EXERCISE GOAL = Could you repeat, word for word, the items starting with the line containing "List UI elements" and going on through the line containing "148, 889, 156]", and nothing else?

PROVIDED DATA =
——
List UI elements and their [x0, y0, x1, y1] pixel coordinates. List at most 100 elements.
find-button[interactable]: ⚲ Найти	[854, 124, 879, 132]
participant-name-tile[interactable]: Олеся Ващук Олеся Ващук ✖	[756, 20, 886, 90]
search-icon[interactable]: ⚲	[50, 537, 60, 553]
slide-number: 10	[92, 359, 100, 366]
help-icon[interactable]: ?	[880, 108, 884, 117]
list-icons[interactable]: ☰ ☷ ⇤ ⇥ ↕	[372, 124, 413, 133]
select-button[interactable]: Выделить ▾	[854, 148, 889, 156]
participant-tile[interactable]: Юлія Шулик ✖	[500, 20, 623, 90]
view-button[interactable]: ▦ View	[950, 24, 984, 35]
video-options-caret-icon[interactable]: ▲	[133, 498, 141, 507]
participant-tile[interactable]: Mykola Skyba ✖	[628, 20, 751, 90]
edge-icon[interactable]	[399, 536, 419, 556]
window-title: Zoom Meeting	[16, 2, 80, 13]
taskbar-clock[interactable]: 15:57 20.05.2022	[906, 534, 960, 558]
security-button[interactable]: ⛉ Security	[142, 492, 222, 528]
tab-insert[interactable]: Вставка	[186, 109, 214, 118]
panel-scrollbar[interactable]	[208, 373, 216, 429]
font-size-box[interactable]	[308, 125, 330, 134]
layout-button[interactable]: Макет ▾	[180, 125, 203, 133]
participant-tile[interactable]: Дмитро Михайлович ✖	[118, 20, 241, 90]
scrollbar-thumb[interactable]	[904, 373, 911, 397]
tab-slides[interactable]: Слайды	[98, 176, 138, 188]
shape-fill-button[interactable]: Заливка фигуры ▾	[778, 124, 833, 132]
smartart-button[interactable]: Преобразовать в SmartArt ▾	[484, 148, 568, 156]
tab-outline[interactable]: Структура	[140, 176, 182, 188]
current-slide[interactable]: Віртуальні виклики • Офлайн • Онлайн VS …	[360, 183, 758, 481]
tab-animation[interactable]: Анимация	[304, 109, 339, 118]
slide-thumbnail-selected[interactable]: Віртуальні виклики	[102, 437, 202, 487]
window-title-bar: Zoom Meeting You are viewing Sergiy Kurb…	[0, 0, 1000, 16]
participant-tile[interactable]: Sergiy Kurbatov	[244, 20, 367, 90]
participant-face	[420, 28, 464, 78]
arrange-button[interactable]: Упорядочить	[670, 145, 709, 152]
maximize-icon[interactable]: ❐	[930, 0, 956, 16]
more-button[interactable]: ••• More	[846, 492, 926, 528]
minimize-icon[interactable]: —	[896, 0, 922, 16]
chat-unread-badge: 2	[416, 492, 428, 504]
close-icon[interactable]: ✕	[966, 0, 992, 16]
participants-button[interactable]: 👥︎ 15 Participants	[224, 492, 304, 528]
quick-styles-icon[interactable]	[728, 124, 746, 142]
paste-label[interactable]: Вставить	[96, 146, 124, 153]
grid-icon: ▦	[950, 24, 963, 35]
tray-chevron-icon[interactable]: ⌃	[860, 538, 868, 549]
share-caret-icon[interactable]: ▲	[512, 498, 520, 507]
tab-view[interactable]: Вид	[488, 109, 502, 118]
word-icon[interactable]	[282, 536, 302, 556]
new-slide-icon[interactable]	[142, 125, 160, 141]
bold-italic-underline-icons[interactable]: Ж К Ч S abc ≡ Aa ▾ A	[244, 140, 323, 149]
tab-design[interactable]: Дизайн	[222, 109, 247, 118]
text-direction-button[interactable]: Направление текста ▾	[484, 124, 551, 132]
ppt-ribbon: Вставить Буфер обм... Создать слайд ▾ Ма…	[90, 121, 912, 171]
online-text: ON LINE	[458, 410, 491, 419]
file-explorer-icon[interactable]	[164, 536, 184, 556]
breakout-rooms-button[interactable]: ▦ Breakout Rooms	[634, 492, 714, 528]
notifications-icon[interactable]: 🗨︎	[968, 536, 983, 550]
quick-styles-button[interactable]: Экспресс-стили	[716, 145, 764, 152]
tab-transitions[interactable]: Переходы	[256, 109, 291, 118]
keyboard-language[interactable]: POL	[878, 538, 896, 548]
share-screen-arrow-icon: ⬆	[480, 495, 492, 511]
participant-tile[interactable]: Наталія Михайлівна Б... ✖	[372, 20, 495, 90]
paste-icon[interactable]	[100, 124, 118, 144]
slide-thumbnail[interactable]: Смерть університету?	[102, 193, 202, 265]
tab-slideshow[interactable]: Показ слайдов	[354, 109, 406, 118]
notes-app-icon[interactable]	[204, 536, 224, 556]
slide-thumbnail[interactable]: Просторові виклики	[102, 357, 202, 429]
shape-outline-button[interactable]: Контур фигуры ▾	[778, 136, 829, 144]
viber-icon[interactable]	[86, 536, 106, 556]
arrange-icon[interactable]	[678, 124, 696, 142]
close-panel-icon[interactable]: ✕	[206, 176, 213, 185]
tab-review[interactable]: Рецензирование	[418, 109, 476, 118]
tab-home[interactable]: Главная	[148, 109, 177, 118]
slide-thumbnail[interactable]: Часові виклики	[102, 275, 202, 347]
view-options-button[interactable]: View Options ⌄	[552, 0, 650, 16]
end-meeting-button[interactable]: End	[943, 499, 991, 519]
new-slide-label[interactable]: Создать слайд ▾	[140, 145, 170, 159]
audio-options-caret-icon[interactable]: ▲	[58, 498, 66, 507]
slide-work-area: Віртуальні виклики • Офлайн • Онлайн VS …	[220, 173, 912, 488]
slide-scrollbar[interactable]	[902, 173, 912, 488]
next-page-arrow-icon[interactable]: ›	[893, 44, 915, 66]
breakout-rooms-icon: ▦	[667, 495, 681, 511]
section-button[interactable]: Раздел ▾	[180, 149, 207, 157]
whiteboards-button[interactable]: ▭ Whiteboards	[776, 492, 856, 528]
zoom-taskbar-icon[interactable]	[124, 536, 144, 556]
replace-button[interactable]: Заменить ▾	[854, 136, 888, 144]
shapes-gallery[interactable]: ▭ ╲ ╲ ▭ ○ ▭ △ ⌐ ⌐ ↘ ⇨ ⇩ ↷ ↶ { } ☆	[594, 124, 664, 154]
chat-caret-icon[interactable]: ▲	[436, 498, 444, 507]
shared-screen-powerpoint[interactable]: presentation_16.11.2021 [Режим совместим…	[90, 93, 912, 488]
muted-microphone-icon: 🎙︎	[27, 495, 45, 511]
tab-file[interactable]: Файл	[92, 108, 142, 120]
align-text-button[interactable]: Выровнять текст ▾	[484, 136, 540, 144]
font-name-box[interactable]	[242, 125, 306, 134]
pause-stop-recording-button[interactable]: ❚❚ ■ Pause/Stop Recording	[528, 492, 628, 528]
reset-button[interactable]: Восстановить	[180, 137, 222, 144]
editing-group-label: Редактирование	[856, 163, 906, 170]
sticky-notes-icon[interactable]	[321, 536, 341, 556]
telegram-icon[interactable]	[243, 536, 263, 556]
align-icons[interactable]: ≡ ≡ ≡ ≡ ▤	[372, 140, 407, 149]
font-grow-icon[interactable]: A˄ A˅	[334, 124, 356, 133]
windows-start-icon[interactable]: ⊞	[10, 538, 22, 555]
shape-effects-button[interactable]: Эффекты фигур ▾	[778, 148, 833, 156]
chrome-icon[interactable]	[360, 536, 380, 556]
——
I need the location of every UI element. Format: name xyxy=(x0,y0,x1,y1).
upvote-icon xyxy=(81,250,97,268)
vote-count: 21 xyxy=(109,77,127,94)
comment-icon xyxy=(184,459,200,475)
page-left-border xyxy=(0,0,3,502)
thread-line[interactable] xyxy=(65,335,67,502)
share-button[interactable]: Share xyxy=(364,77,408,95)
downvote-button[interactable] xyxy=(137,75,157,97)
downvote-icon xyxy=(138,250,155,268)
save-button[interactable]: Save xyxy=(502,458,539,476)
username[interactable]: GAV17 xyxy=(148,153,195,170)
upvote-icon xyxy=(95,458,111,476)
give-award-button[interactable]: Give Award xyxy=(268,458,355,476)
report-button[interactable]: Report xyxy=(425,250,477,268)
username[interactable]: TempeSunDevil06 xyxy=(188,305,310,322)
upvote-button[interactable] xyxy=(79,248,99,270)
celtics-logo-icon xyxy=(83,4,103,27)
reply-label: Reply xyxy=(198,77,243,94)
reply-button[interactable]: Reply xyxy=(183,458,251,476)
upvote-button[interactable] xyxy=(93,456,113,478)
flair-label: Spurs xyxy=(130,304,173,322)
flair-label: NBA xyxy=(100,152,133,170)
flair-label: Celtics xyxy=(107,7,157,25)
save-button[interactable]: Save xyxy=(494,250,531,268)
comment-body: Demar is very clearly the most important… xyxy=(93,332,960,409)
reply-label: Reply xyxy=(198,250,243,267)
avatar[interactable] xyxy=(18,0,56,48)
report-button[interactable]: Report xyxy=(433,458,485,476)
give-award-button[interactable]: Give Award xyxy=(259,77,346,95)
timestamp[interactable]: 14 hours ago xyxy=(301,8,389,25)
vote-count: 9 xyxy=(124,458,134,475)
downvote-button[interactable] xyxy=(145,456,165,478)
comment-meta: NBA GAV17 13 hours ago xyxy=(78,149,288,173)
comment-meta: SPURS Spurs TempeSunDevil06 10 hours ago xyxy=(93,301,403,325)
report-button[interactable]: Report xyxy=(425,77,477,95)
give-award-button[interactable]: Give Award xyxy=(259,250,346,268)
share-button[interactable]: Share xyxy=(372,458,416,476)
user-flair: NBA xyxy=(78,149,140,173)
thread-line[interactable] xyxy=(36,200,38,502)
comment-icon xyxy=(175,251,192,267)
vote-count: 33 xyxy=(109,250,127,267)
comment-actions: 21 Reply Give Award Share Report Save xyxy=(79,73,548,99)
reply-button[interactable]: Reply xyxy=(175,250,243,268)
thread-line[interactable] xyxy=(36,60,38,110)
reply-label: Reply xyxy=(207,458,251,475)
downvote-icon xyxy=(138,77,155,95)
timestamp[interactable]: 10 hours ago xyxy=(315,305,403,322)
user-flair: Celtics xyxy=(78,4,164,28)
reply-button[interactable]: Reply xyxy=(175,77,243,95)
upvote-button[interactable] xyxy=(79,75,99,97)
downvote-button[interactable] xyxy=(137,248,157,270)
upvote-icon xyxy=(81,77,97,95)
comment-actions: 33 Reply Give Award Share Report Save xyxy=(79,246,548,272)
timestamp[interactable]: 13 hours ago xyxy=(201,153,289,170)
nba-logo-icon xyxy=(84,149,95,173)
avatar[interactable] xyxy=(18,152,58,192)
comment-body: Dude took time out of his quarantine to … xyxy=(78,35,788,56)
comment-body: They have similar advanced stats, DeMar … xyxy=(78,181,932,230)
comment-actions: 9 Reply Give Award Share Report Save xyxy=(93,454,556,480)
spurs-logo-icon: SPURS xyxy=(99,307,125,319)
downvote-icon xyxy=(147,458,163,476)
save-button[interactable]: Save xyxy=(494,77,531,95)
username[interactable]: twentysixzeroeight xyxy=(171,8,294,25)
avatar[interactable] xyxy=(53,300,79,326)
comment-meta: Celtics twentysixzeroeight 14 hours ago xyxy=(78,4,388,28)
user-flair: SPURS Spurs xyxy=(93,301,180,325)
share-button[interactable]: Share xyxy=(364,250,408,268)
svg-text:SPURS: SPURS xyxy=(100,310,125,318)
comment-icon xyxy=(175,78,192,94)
——
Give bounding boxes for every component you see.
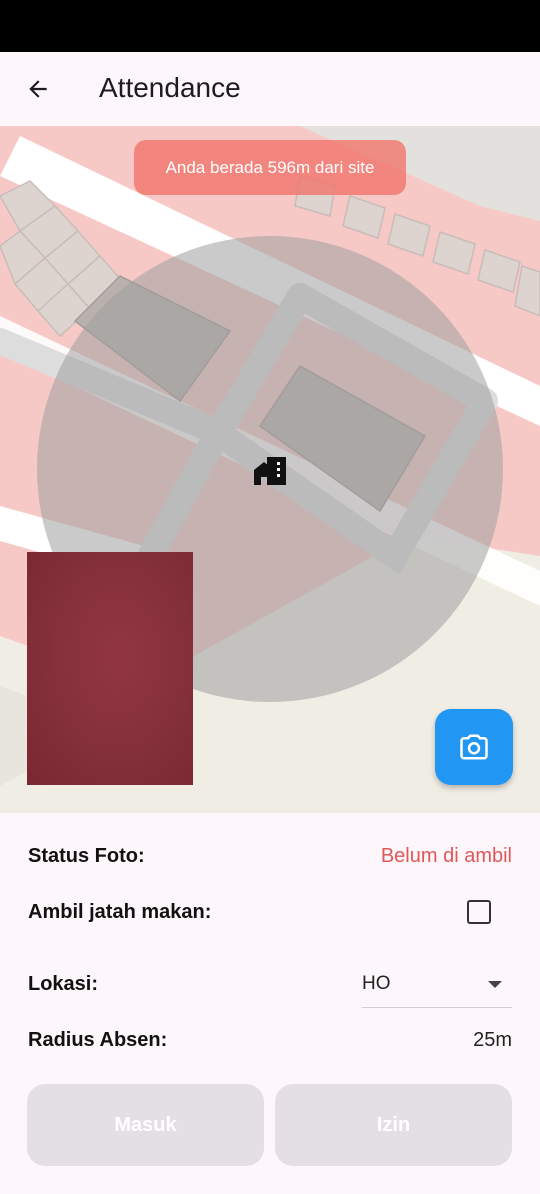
——
ANSWER IN FULL =
List UI elements and their [x0, y0, x1, y1] pixel coordinates. List at most 100 elements.
find-button[interactable]: ⚲ Найти	[854, 124, 879, 132]
participant-name-tile[interactable]: Олеся Ващук Олеся Ващук ✖	[756, 20, 886, 90]
search-icon[interactable]: ⚲	[50, 537, 60, 553]
slide-number: 10	[92, 359, 100, 366]
help-icon[interactable]: ?	[880, 108, 884, 117]
list-icons[interactable]: ☰ ☷ ⇤ ⇥ ↕	[372, 124, 413, 133]
select-button[interactable]: Выделить ▾	[854, 148, 889, 156]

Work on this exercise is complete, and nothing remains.